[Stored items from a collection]
------------
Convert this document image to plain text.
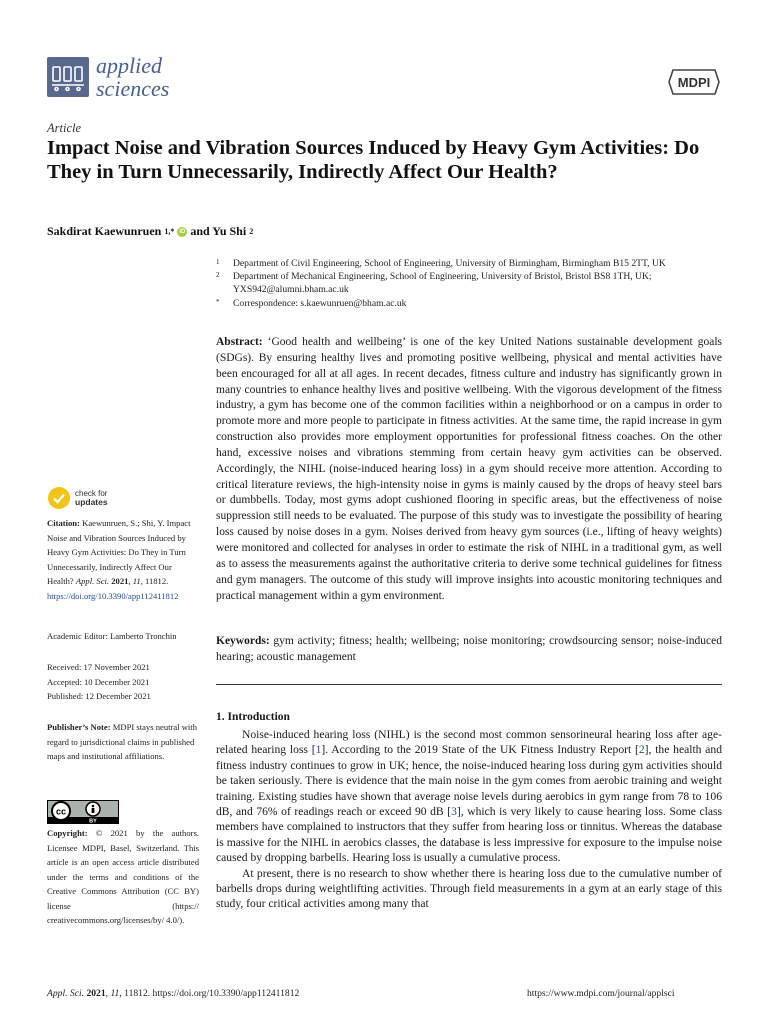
applied
sciences	MDPI
Article
Impact Noise and Vibration Sources Induced by Heavy Gym Activities: Do They in Turn Unnecessarily, Indirectly Affect Our Health?
Sakdirat Kaewunruen 1,* iD and Yu Shi 2
1	Department of Civil Engineering, School of Engineering, University of Birmingham, Birmingham B15 2TT, UK
2	Department of Mechanical Engineering, School of Engineering, University of Bristol, Bristol BS8 1TH, UK; YXS942@alumni.bham.ac.uk
*	Correspondence: s.kaewunruen@bham.ac.uk
Abstract: ‘Good health and wellbeing’ is one of the key United Nations sustainable development goals (SDGs). By ensuring healthy lives and promoting positive wellbeing, physical and mental activities have been encouraged for all at all ages. In recent decades, fitness culture and industry has significantly grown in many countries to enhance healthy lives and positive wellbeing. With the vigorous development of the fitness industry, a gym has become one of the common facilities within a neighborhood or on a campus in order to promote more and more people to participate in fitness activities. At the same time, the rapid increase in gym construction also provides more employment opportunities for professional fitness coaches. On the other hand, excessive noises and vibrations stemming from certain heavy gym activities can be observed. Accordingly, the NIHL (noise-induced hearing loss) in a gym should receive more attention. According to critical literature reviews, the high-intensity noise in gyms is mainly caused by the drops of heavy steel bars or dumbbells. Today, most gyms adopt cushioned flooring in specific areas, but the effectiveness of noise suppression still needs to be evaluated. The purpose of this study was to investigate the possibility of hearing loss caused by noise doses in a gym. Noises derived from heavy gym sources (i.e., lifting of heavy weights) were monitored and collected for analyses in order to estimate the risk of NIHL in a traditional gym, as well as to assess the measurements against the authoritative criteria to derive some technical guidelines for fitness and gym managers. The outcome of this study will improve insights into acoustic monitoring techniques and practical management within a gym environment.
Keywords: gym activity; fitness; health; wellbeing; noise monitoring; crowdsourcing sensor; noise-induced hearing; acoustic management
check for
updates
Citation: Kaewunruen, S.; Shi, Y. Impact Noise and Vibration Sources Induced by Heavy Gym Activities: Do They in Turn Unnecessarily, Indirectly Affect Our Health? Appl. Sci. 2021, 11, 11812. https://doi.org/10.3390/app112411812
Academic Editor: Lamberto Tronchin
Received: 17 November 2021
Accepted: 10 December 2021
Published: 12 December 2021
Publisher’s Note: MDPI stays neutral with regard to jurisdictional claims in published maps and institutional affiliations.
cc
BY
Copyright: © 2021 by the authors. Licensee MDPI, Basel, Switzerland. This article is an open access article distributed under the terms and conditions of the Creative Commons Attribution (CC BY) license (https:// creativecommons.org/licenses/by/ 4.0/).
1. Introduction

Noise-induced hearing loss (NIHL) is the second most common sensorineural hearing loss after age-related hearing loss [1]. According to the 2019 State of the UK Fitness Industry Report [2], the health and fitness industry continues to grow in UK; hence, the noise-induced hearing loss during gym activities should be taken seriously. There is evidence that the main noise in the gym comes from aerobic training and weight training. Existing studies have shown that average noise levels during aerobics in gym range from 78 to 106 dB, and 76% of readings reach or exceed 90 dB [3], which is very likely to cause hearing loss. Some class members have complained to instructors that they suffer from hearing loss or tinnitus. Whereas the database is massive for the NIHL in aerobics classes, the database is less impressive for exposure to the impulse noise caused by dropping barbells. Hearing loss is usually a cumulative process.

At present, there is no research to show whether there is hearing loss due to the cumulative number of barbells drops during weightlifting activities. Through field measurements in a gym at an early stage of this study, four critical activities among many that

Appl. Sci. 2021, 11, 11812. https://doi.org/10.3390/app112411812	https://www.mdpi.com/journal/applsci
------------
— PROBLEM DESCRIPTION —
Repeat the data above exactly, but not the pictures.

— RESULT OF THE TASK —
Convert this document image to plain text.
applied
sciences	MDPI
Article
Impact Noise and Vibration Sources Induced by Heavy Gym Activities: Do They in Turn Unnecessarily, Indirectly Affect Our Health?
Sakdirat Kaewunruen 1,* iD and Yu Shi 2
1	Department of Civil Engineering, School of Engineering, University of Birmingham, Birmingham B15 2TT, UK
2	Department of Mechanical Engineering, School of Engineering, University of Bristol, Bristol BS8 1TH, UK; YXS942@alumni.bham.ac.uk
*	Correspondence: s.kaewunruen@bham.ac.uk
Abstract: ‘Good health and wellbeing’ is one of the key United Nations sustainable development goals (SDGs). By ensuring healthy lives and promoting positive wellbeing, physical and mental activities have been encouraged for all at all ages. In recent decades, fitness culture and industry has significantly grown in many countries to enhance healthy lives and positive wellbeing. With the vigorous development of the fitness industry, a gym has become one of the common facilities within a neighborhood or on a campus in order to promote more and more people to participate in fitness activities. At the same time, the rapid increase in gym construction also provides more employment opportunities for professional fitness coaches. On the other hand, excessive noises and vibrations stemming from certain heavy gym activities can be observed. Accordingly, the NIHL (noise-induced hearing loss) in a gym should receive more attention. According to critical literature reviews, the high-intensity noise in gyms is mainly caused by the drops of heavy steel bars or dumbbells. Today, most gyms adopt cushioned flooring in specific areas, but the effectiveness of noise suppression still needs to be evaluated. The purpose of this study was to investigate the possibility of hearing loss caused by noise doses in a gym. Noises derived from heavy gym sources (i.e., lifting of heavy weights) were monitored and collected for analyses in order to estimate the risk of NIHL in a traditional gym, as well as to assess the measurements against the authoritative criteria to derive some technical guidelines for fitness and gym managers. The outcome of this study will improve insights into acoustic monitoring techniques and practical management within a gym environment.
Keywords: gym activity; fitness; health; wellbeing; noise monitoring; crowdsourcing sensor; noise-induced hearing; acoustic management
check for
updates
Citation: Kaewunruen, S.; Shi, Y. Impact Noise and Vibration Sources Induced by Heavy Gym Activities: Do They in Turn Unnecessarily, Indirectly Affect Our Health? Appl. Sci. 2021, 11, 11812. https://doi.org/10.3390/app112411812
Academic Editor: Lamberto Tronchin
Received: 17 November 2021
Accepted: 10 December 2021
Published: 12 December 2021
Publisher’s Note: MDPI stays neutral with regard to jurisdictional claims in published maps and institutional affiliations.
cc
BY
Copyright: © 2021 by the authors. Licensee MDPI, Basel, Switzerland. This article is an open access article distributed under the terms and conditions of the Creative Commons Attribution (CC BY) license (https:// creativecommons.org/licenses/by/ 4.0/).
1. Introduction

Noise-induced hearing loss (NIHL) is the second most common sensorineural hearing loss after age-related hearing loss [1]. According to the 2019 State of the UK Fitness Industry Report [2], the health and fitness industry continues to grow in UK; hence, the noise-induced hearing loss during gym activities should be taken seriously. There is evidence that the main noise in the gym comes from aerobic training and weight training. Existing studies have shown that average noise levels during aerobics in gym range from 78 to 106 dB, and 76% of readings reach or exceed 90 dB [3], which is very likely to cause hearing loss. Some class members have complained to instructors that they suffer from hearing loss or tinnitus. Whereas the database is massive for the NIHL in aerobics classes, the database is less impressive for exposure to the impulse noise caused by dropping barbells. Hearing loss is usually a cumulative process.

At present, there is no research to show whether there is hearing loss due to the cumulative number of barbells drops during weightlifting activities. Through field measurements in a gym at an early stage of this study, four critical activities among many that

Appl. Sci. 2021, 11, 11812. https://doi.org/10.3390/app112411812	https://www.mdpi.com/journal/applsci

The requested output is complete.